● DIRECTIONS FOR THIS TASK: Say how many lines contain the word "assert". Only the number should be given.
====== SUPPLIED RECORDS
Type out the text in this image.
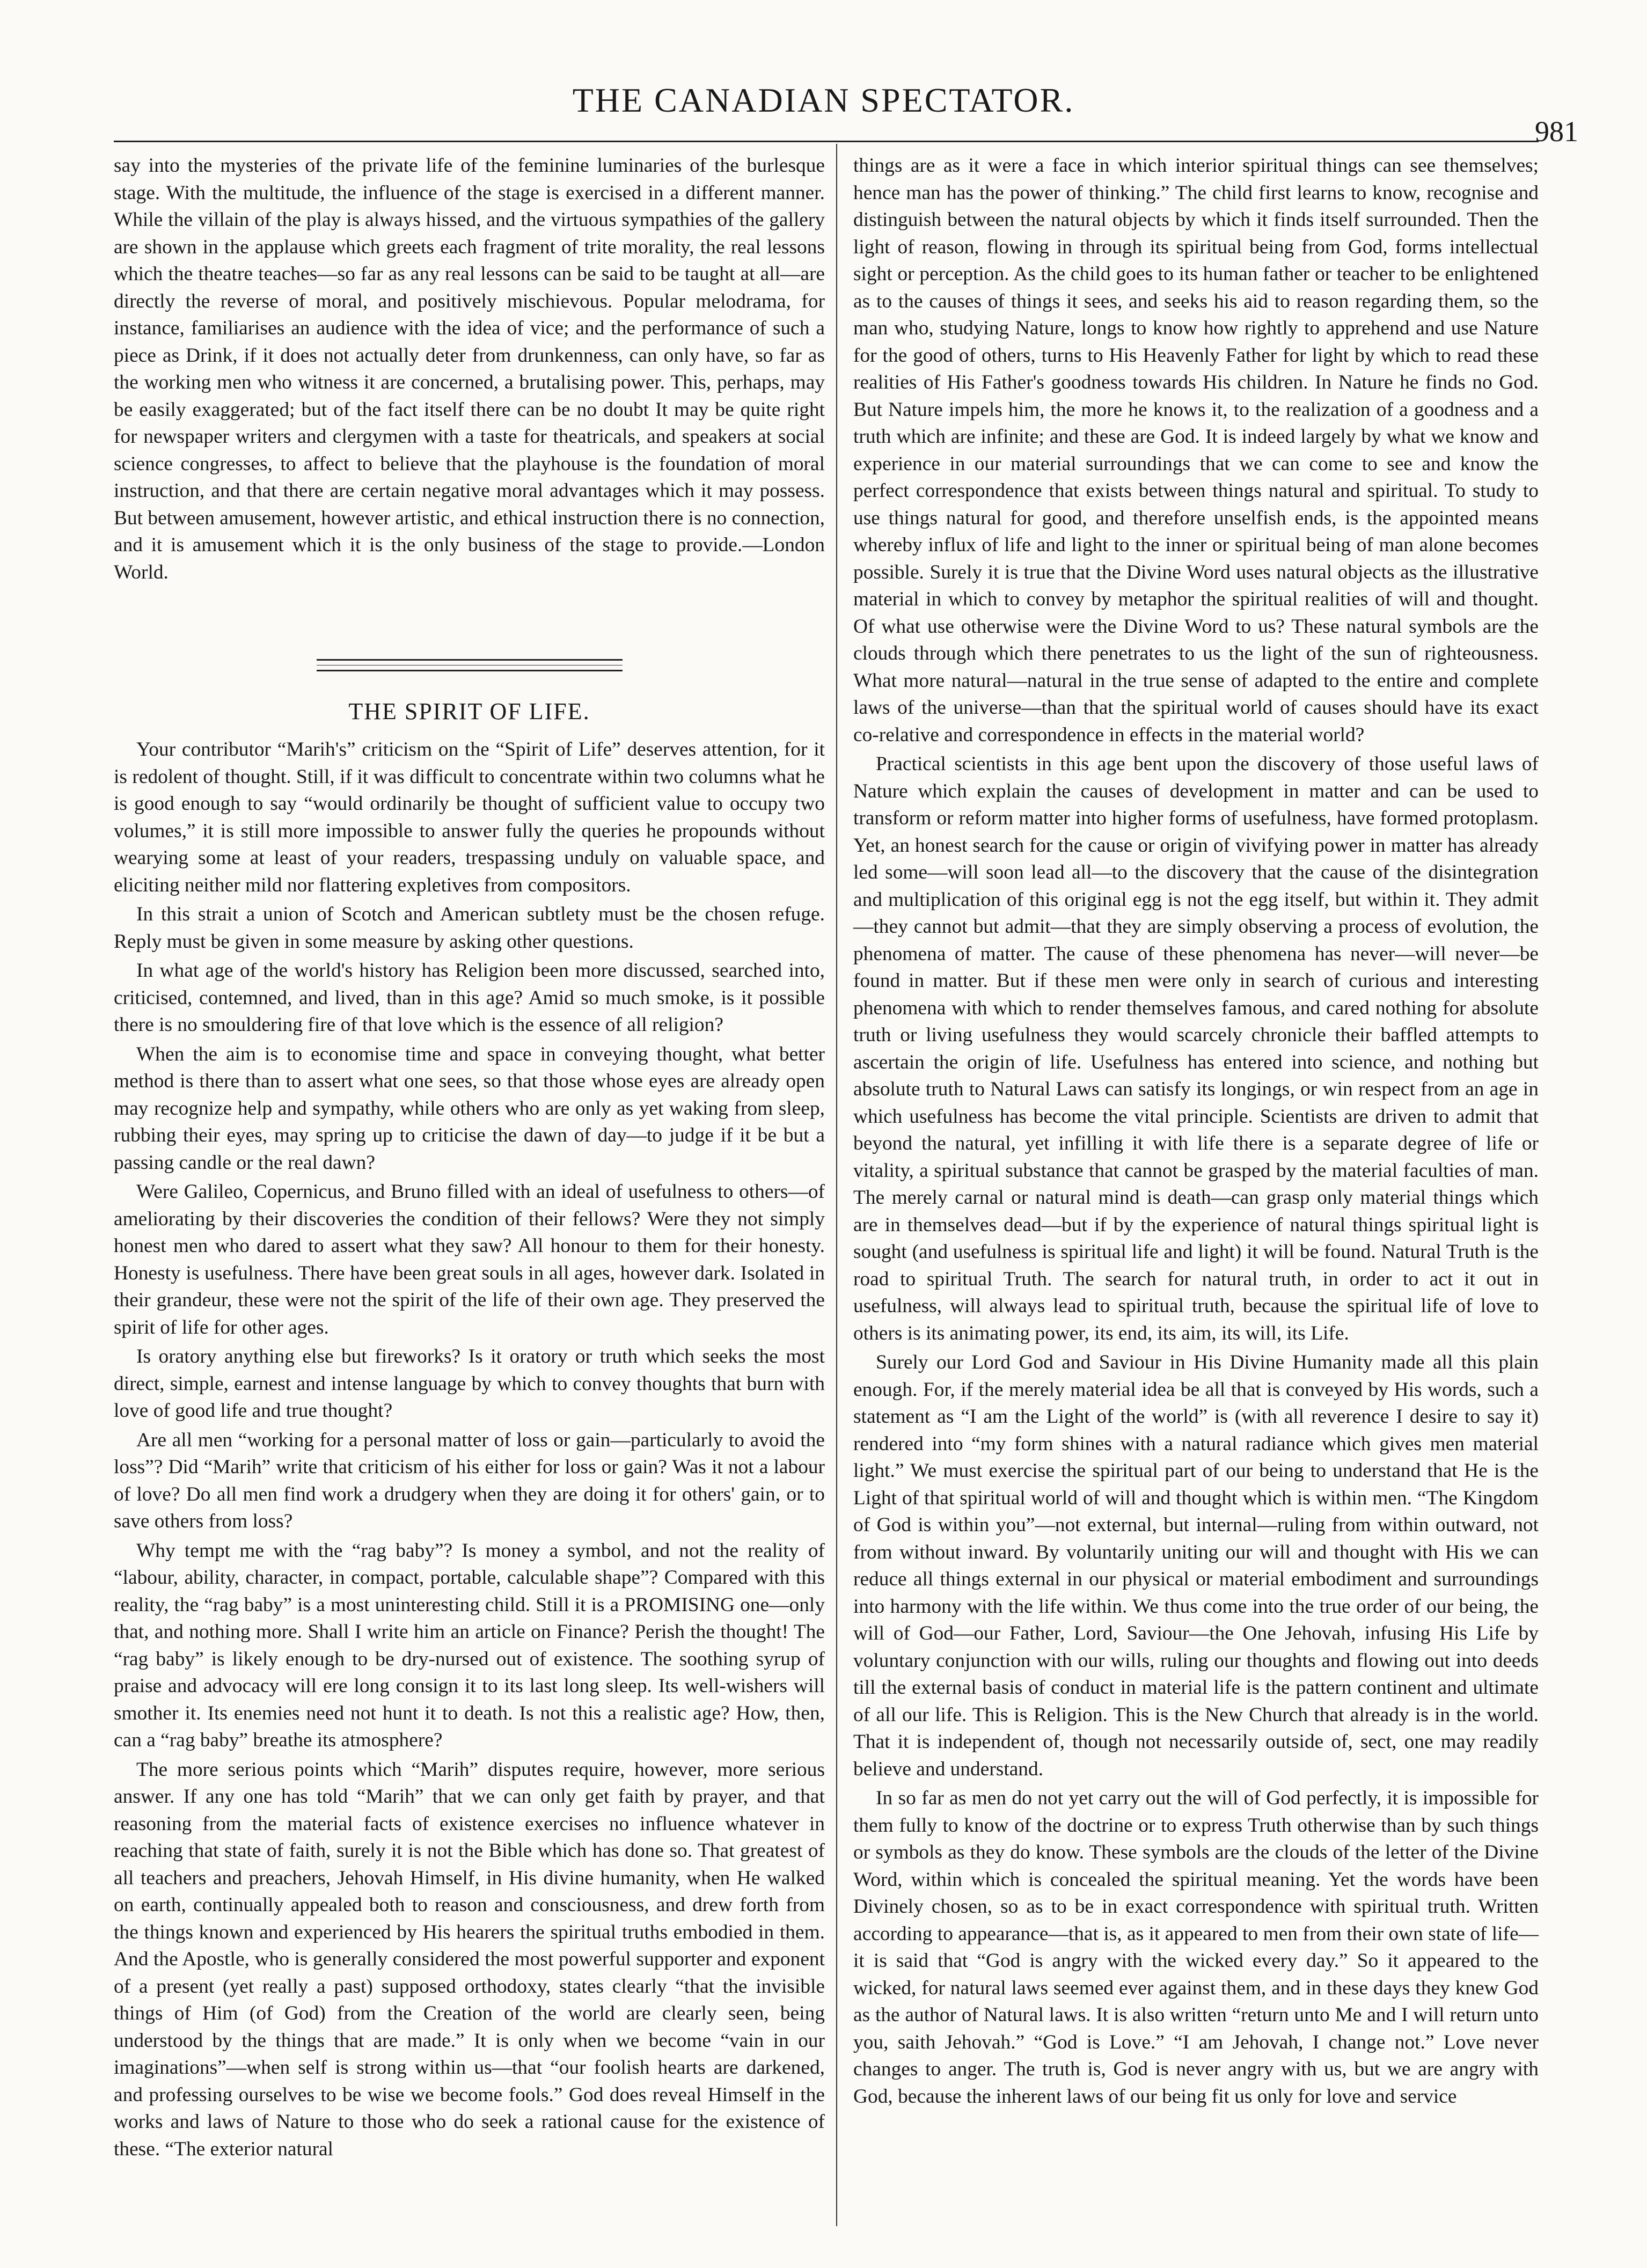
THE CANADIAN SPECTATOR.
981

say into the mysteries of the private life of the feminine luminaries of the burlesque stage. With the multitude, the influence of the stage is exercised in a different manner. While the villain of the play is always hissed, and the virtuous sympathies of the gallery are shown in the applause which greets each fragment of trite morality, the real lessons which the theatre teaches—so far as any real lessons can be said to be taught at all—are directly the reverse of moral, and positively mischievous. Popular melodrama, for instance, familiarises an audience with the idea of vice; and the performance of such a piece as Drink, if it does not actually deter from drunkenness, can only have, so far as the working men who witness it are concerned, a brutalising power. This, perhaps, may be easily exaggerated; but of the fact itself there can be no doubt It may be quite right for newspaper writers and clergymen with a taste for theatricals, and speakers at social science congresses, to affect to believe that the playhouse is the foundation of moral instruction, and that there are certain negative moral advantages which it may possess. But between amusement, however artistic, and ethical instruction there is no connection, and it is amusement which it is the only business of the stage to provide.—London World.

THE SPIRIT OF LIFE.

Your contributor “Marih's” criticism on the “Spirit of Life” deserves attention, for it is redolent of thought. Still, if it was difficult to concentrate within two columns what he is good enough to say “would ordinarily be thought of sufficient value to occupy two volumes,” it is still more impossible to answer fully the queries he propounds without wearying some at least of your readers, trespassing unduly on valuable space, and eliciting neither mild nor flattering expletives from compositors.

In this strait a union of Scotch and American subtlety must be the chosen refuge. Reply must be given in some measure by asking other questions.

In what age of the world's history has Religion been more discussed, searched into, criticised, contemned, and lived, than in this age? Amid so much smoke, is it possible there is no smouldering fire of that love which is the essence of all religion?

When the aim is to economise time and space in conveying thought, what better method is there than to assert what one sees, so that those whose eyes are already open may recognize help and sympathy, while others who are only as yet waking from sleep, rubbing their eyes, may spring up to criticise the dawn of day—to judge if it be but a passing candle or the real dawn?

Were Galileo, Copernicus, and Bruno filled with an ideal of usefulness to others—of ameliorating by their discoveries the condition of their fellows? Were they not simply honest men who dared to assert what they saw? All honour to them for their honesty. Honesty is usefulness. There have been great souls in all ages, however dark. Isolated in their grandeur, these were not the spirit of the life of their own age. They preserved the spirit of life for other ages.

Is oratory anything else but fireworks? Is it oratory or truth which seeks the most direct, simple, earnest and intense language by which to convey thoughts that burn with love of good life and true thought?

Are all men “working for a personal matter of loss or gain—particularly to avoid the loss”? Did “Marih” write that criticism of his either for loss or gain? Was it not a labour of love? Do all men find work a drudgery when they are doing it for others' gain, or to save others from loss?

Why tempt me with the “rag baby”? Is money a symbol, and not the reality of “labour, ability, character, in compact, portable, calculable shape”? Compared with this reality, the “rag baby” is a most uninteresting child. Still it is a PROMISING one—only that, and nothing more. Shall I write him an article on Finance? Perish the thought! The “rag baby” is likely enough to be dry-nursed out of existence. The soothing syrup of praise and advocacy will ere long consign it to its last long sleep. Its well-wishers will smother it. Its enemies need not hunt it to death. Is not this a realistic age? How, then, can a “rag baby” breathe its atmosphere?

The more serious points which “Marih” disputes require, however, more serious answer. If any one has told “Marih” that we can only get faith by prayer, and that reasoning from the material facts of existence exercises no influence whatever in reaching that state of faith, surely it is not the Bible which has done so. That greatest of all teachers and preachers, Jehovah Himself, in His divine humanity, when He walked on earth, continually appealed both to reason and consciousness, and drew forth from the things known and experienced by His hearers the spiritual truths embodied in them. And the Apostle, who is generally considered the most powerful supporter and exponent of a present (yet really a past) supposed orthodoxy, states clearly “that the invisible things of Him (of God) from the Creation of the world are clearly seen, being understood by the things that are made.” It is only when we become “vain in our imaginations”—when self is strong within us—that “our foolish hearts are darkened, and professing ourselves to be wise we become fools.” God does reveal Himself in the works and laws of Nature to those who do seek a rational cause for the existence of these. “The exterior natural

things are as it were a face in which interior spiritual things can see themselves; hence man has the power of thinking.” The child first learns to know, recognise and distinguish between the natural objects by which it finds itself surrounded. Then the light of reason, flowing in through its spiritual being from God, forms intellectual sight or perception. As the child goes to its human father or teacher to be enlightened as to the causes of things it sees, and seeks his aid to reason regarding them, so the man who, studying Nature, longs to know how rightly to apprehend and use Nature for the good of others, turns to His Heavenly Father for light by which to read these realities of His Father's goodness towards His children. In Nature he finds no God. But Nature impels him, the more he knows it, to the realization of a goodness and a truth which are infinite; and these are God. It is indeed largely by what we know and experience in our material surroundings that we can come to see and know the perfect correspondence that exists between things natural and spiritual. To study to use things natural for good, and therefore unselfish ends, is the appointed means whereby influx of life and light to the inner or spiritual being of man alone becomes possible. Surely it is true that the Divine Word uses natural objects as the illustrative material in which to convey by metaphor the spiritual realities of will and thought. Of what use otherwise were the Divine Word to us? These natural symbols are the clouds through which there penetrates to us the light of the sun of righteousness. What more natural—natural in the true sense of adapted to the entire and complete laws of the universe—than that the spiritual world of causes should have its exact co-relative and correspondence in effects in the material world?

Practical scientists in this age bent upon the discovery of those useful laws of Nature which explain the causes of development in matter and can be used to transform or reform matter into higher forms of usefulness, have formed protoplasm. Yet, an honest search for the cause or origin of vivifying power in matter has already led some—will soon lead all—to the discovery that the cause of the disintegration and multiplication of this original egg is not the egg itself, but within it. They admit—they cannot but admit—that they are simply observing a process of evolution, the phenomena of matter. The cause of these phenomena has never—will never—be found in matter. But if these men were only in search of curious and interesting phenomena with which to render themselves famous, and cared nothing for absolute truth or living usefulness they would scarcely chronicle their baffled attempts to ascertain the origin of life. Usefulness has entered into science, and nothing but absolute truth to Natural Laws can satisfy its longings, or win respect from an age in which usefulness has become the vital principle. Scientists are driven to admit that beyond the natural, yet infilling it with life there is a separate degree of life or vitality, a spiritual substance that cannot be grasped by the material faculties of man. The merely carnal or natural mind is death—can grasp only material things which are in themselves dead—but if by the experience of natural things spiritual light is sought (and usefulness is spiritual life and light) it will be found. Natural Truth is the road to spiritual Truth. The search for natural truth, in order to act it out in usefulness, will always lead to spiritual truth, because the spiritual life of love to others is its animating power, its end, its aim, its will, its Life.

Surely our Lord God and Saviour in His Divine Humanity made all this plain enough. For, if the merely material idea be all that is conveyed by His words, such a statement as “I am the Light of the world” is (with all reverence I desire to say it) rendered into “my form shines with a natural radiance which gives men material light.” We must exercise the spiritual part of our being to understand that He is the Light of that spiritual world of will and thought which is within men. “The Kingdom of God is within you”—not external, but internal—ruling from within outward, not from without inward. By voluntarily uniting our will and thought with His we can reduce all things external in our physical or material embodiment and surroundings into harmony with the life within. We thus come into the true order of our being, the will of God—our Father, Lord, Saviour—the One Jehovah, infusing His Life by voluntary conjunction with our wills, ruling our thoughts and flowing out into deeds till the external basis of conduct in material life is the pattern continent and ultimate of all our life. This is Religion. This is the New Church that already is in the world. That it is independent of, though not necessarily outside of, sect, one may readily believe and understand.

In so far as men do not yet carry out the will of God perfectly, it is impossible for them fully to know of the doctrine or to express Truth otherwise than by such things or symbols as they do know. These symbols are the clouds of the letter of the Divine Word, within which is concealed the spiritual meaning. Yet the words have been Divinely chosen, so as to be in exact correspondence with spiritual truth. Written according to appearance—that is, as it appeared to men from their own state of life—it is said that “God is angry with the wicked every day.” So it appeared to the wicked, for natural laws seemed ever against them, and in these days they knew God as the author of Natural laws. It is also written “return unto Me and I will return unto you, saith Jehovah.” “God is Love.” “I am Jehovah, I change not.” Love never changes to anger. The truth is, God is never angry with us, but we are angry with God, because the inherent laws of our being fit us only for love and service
============
● THE SOLUTION: 2